**** LISTED RECORDS ****

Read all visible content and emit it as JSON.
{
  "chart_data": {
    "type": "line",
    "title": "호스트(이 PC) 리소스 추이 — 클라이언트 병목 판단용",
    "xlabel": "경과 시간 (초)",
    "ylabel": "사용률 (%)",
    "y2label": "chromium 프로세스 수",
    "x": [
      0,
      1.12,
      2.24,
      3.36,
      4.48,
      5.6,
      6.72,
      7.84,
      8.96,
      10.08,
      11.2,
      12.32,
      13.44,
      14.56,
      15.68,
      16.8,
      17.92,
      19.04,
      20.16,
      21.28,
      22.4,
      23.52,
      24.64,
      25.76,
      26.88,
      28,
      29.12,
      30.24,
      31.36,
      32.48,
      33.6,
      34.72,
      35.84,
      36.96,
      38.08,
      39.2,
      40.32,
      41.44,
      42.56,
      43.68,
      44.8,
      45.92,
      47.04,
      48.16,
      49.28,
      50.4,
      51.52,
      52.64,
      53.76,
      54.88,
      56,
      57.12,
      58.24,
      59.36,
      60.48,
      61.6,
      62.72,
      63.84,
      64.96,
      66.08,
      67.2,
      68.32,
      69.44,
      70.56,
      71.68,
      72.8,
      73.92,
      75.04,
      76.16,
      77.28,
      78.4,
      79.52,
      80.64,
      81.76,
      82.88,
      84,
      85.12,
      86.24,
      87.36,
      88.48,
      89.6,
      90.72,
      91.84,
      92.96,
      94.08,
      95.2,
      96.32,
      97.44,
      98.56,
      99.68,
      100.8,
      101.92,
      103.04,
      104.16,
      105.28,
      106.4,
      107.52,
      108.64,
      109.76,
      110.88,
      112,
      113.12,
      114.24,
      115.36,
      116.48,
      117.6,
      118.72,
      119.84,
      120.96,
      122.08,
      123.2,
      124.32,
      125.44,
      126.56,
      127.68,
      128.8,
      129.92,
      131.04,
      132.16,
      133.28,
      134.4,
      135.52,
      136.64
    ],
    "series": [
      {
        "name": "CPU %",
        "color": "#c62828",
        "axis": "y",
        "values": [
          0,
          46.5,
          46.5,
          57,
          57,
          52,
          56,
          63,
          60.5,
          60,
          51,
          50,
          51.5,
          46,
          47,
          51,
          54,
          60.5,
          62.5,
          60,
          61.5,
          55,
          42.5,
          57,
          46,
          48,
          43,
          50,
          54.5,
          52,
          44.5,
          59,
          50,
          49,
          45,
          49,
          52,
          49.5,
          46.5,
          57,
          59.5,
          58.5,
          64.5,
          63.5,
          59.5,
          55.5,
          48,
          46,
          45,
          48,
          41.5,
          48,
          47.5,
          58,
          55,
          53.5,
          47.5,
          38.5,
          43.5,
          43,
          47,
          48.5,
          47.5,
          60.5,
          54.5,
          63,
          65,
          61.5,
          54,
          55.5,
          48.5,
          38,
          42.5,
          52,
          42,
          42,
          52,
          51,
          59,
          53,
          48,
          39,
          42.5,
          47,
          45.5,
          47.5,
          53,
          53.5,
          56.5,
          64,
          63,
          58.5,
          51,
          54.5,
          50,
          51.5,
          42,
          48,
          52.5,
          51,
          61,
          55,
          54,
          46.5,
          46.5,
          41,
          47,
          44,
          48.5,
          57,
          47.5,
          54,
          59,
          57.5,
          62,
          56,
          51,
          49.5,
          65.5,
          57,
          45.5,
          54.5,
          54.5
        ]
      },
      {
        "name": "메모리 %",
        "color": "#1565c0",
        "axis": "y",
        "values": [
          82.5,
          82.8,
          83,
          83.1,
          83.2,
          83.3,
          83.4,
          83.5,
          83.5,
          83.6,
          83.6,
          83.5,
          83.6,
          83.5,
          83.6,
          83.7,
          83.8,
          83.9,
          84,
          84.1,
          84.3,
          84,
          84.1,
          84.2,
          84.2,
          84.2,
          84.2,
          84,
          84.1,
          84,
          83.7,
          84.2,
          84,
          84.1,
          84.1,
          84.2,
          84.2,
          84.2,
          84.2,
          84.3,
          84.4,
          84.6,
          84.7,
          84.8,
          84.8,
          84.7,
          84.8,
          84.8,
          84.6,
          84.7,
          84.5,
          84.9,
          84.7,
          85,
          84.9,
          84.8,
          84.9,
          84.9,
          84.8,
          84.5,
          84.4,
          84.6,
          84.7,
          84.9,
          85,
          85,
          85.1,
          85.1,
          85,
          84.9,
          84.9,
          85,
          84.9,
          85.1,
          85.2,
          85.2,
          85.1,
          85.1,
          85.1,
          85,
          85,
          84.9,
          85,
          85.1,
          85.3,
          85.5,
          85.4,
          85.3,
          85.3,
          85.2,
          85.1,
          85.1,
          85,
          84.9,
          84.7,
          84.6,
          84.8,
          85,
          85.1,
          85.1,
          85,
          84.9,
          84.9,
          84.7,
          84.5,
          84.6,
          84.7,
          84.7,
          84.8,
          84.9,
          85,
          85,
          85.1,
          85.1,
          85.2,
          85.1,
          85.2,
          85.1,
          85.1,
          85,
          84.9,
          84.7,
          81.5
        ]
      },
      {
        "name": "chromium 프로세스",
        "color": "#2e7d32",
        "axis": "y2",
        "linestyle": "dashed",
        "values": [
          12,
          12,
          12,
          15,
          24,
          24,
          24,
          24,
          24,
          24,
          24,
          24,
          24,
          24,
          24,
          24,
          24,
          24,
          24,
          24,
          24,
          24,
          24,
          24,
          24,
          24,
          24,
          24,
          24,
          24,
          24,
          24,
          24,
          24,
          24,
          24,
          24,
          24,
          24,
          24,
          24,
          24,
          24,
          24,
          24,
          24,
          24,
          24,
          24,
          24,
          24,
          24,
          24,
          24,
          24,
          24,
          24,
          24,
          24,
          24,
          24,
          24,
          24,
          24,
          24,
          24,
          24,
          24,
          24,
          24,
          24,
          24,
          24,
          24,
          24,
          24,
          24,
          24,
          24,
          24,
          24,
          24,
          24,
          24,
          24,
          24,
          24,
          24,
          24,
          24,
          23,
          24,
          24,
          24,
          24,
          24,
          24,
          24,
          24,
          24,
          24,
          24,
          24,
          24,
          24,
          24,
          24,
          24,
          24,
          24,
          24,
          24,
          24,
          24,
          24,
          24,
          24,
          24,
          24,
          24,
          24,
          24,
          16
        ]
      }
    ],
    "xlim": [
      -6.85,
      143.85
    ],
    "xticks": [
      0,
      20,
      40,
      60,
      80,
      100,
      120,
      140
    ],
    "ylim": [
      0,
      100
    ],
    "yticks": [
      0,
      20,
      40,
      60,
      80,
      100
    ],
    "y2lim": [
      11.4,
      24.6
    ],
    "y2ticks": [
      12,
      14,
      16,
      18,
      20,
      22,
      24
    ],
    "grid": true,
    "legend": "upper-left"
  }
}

****

**REQUIREMENT:** Filter the entries down to the lines with the word "color" in them.

**SOLUTION FOR THIS EXERCISE:**
        "color": "#c62828",
        "color": "#1565c0",
        "color": "#2e7d32",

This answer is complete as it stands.